● TASK DIRECTIONS
In the text about loneliness among nonprofit leaders, what did the writer start doing at lunch after the lunchroom banter stopped?

Understanding the Impact of Loneliness on Nonprofit Leaders

Working in a non-profit can be very lonely, even in the best organizations. Your job is to lead your team, your board, your beneficiaries – well…everyone. You need to inspire, motivate, delegate, decide stuff and lift everyone around you. If you are a fundraiser, you are often caught in a vice-grip of pressure and literally NO ONE in your organization understands what it is you do. It is a tough gig—even in the best circumstances. It can get very lonely.

One day, when I was an Executive Director, I decided to take the salad I brought for lunch to the lunchroom instead of eating it at my desk. As I approached the lunchroom I heard giggling, banter, and animated conversations about something exciting. I was glad I made the time, and couldn’t wait to join in the fun. When I walked in the door the banter stopped. The energy shifted. It was subtle, and people were polite sure—but less joyous. I was the boss after all. It was a great team and I knew it wasn’t personal. It was just human nature to sit up straighter when your boss walks in the room. I started going for walks at lunch instead. I wanted the staff to relax.

The loneliness epidemic: Nearly 1 in 4 adults feel lonely, new survey finds

Who do you turn to when you need a lift? Whose got your back? It’s great to be able to talk to your spouse about your job or the worries that keep you up at night, but even they can’t truly understand the complexities of your work situation. There is often no one to talk to who really understands all you are coping with. By nature, being a charity executive is often solitary and can get lonely. Being aware of how lonely you are is essential for your own well-being.

So while we wait for the WHO Commission on Loneliness to convene and develop interventions, I like to share two things that have worked for me when I’ve felt lonely. Maybe they will work for you.

● Layout dataset entries
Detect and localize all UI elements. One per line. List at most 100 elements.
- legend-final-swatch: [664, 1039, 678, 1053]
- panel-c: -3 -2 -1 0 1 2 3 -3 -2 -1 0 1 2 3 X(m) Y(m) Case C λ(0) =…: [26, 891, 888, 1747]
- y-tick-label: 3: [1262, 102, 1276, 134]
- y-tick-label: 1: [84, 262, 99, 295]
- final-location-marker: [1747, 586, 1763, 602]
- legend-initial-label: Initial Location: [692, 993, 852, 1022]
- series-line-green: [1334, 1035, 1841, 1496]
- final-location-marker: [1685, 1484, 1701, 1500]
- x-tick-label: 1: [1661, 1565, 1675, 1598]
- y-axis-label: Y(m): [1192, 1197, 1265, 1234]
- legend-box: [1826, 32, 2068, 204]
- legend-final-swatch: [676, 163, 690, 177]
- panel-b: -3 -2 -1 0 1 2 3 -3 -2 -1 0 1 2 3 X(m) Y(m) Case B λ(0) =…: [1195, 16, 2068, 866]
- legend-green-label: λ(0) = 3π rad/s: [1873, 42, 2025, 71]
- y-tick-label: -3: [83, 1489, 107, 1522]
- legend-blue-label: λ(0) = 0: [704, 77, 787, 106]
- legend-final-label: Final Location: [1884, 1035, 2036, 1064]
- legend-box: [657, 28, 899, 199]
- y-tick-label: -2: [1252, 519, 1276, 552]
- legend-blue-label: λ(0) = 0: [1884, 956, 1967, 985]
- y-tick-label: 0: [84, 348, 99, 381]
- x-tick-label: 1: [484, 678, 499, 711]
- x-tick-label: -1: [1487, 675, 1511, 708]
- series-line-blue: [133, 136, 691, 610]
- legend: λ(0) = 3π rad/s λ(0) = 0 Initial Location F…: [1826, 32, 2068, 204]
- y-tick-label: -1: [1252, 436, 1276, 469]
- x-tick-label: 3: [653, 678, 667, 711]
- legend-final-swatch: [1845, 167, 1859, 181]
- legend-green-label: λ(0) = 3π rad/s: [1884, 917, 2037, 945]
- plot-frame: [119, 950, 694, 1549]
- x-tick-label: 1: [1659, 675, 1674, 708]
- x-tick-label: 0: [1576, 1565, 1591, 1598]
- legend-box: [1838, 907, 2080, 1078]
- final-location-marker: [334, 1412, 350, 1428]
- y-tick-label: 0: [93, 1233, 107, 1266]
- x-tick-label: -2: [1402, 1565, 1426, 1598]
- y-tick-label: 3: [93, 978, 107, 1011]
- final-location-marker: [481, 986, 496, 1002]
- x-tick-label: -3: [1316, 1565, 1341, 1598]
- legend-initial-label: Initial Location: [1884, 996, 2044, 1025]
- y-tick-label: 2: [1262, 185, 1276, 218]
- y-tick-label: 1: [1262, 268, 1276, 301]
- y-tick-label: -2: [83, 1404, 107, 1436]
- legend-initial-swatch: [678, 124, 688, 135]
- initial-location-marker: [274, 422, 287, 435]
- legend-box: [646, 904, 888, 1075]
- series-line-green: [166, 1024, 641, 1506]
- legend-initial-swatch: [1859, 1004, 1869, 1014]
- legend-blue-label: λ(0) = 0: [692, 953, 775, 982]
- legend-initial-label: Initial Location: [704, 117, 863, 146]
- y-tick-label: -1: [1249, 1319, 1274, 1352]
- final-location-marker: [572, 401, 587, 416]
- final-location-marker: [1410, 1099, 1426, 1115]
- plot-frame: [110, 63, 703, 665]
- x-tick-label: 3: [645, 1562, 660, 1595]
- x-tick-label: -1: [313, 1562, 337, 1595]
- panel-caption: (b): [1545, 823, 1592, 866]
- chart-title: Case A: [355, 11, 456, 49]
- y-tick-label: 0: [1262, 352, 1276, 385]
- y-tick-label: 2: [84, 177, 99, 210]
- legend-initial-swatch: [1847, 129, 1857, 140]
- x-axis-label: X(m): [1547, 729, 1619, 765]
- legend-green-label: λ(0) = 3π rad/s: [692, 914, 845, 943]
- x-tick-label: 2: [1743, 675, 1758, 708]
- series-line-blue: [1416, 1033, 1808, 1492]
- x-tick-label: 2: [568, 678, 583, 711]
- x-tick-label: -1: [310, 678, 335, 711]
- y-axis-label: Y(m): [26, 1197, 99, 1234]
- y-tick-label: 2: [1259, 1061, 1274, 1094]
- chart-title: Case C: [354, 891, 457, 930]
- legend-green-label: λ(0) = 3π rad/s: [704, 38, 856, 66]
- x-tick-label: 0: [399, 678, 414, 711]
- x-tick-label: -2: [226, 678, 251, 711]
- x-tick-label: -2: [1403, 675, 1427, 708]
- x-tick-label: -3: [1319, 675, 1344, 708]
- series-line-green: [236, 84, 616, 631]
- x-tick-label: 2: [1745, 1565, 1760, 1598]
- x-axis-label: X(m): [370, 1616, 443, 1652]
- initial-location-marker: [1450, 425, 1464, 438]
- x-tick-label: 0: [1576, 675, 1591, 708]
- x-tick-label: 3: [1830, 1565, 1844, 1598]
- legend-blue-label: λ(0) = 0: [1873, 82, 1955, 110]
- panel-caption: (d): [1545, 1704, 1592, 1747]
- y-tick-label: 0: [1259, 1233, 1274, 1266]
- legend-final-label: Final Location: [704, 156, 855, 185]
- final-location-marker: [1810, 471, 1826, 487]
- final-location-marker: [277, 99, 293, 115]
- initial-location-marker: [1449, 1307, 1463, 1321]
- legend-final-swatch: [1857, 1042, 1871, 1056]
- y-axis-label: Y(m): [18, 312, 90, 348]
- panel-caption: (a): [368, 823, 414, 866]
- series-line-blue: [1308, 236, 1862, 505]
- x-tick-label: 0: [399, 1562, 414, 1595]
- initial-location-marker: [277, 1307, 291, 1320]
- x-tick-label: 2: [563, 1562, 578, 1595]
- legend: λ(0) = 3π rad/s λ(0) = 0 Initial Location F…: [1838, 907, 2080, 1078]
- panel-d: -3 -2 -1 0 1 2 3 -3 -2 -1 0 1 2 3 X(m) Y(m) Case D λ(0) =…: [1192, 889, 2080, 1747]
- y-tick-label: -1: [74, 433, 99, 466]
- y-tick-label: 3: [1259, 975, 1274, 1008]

● RESPONSE TO THE EXERCISE
The writer started going for walks at lunch.